Aim
Output, word for word, every line from the line with "What text is on this page?" through the final line of the data below.

Supplied data

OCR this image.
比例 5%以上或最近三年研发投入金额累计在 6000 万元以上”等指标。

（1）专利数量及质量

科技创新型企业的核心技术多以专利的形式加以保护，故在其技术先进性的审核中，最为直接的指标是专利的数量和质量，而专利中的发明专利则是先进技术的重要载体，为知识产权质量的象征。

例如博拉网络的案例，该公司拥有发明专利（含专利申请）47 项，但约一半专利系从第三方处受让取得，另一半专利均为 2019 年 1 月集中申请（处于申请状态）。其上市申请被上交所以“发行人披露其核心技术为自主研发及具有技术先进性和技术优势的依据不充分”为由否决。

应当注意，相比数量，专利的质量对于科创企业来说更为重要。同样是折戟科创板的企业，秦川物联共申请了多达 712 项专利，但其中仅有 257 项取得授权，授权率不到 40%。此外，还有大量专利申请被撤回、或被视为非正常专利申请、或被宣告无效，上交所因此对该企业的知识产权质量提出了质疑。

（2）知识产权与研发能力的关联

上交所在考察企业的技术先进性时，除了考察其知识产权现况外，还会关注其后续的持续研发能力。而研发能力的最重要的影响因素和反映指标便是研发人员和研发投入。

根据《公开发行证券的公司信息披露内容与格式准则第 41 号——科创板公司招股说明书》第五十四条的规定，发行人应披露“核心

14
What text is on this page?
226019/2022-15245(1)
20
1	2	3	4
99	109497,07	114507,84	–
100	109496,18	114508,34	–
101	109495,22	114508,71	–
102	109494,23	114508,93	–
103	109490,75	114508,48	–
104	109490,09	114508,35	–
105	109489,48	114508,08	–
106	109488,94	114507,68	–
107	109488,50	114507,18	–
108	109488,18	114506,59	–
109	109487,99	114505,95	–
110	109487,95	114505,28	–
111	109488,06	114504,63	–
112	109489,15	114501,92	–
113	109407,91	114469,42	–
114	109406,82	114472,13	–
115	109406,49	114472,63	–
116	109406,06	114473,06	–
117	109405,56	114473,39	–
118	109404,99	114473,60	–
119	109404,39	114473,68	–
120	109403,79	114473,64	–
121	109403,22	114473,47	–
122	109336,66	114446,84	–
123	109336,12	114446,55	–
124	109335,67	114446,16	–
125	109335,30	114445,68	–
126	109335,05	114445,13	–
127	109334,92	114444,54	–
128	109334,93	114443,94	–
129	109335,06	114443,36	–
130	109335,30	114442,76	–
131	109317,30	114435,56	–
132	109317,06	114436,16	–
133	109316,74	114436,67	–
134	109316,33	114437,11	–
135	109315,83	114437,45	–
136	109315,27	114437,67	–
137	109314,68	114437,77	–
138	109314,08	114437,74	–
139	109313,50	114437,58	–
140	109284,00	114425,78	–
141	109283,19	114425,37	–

Output of the task
What text is on this page?
226019/2022-15245(1)
20
1	2	3	4
99	109497,07	114507,84	–
100	109496,18	114508,34	–
101	109495,22	114508,71	–
102	109494,23	114508,93	–
103	109490,75	114508,48	–
104	109490,09	114508,35	–
105	109489,48	114508,08	–
106	109488,94	114507,68	–
107	109488,50	114507,18	–
108	109488,18	114506,59	–
109	109487,99	114505,95	–
110	109487,95	114505,28	–
111	109488,06	114504,63	–
112	109489,15	114501,92	–
113	109407,91	114469,42	–
114	109406,82	114472,13	–
115	109406,49	114472,63	–
116	109406,06	114473,06	–
117	109405,56	114473,39	–
118	109404,99	114473,60	–
119	109404,39	114473,68	–
120	109403,79	114473,64	–
121	109403,22	114473,47	–
122	109336,66	114446,84	–
123	109336,12	114446,55	–
124	109335,67	114446,16	–
125	109335,30	114445,68	–
126	109335,05	114445,13	–
127	109334,92	114444,54	–
128	109334,93	114443,94	–
129	109335,06	114443,36	–
130	109335,30	114442,76	–
131	109317,30	114435,56	–
132	109317,06	114436,16	–
133	109316,74	114436,67	–
134	109316,33	114437,11	–
135	109315,83	114437,45	–
136	109315,27	114437,67	–
137	109314,68	114437,77	–
138	109314,08	114437,74	–
139	109313,50	114437,58	–
140	109284,00	114425,78	–
141	109283,19	114425,37	–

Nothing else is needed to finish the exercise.